== Provided data ==
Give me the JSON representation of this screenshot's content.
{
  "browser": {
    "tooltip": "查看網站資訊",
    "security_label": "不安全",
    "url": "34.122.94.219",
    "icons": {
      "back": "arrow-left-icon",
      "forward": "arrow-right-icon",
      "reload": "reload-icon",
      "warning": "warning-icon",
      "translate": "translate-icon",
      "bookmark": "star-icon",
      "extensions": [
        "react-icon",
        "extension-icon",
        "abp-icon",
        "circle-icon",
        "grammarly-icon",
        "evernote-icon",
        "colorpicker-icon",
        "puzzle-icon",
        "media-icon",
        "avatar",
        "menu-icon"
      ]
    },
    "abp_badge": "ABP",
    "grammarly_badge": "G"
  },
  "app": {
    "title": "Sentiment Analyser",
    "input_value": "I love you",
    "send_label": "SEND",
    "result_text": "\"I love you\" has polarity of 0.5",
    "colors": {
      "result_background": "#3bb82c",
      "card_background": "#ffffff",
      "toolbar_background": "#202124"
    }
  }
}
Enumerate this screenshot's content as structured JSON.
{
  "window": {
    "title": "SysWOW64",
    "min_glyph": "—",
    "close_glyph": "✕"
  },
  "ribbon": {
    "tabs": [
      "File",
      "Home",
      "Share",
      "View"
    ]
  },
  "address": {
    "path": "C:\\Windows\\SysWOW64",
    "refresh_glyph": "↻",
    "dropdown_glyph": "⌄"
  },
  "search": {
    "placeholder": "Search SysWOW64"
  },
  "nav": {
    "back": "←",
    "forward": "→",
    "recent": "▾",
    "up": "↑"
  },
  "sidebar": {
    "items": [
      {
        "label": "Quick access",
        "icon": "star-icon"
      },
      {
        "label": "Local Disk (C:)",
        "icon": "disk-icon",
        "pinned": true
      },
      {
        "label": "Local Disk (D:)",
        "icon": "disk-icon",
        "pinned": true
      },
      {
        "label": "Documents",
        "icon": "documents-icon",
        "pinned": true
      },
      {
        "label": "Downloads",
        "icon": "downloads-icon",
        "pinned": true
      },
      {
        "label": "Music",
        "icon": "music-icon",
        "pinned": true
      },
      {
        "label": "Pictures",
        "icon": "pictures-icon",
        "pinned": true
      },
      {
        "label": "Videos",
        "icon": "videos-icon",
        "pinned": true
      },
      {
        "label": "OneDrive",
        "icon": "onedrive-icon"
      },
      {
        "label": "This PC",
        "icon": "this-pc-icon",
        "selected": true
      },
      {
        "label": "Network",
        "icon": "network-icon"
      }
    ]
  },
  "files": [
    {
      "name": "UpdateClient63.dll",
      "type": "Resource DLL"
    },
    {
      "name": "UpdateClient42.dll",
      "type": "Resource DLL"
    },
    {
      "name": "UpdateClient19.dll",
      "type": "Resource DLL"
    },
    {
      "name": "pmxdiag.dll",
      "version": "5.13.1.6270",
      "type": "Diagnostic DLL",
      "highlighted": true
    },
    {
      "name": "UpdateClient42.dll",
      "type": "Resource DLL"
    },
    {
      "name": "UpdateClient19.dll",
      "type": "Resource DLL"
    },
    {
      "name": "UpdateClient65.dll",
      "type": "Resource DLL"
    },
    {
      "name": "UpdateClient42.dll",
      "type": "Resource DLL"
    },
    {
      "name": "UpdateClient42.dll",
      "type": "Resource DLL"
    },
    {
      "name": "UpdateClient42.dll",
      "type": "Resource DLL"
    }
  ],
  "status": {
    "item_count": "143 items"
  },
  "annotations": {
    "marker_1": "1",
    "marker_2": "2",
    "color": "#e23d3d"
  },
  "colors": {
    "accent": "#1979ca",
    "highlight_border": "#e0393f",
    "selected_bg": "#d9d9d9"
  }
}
===
Using the material above, work out how many lines contain the string "arrow". Give that number alone.

2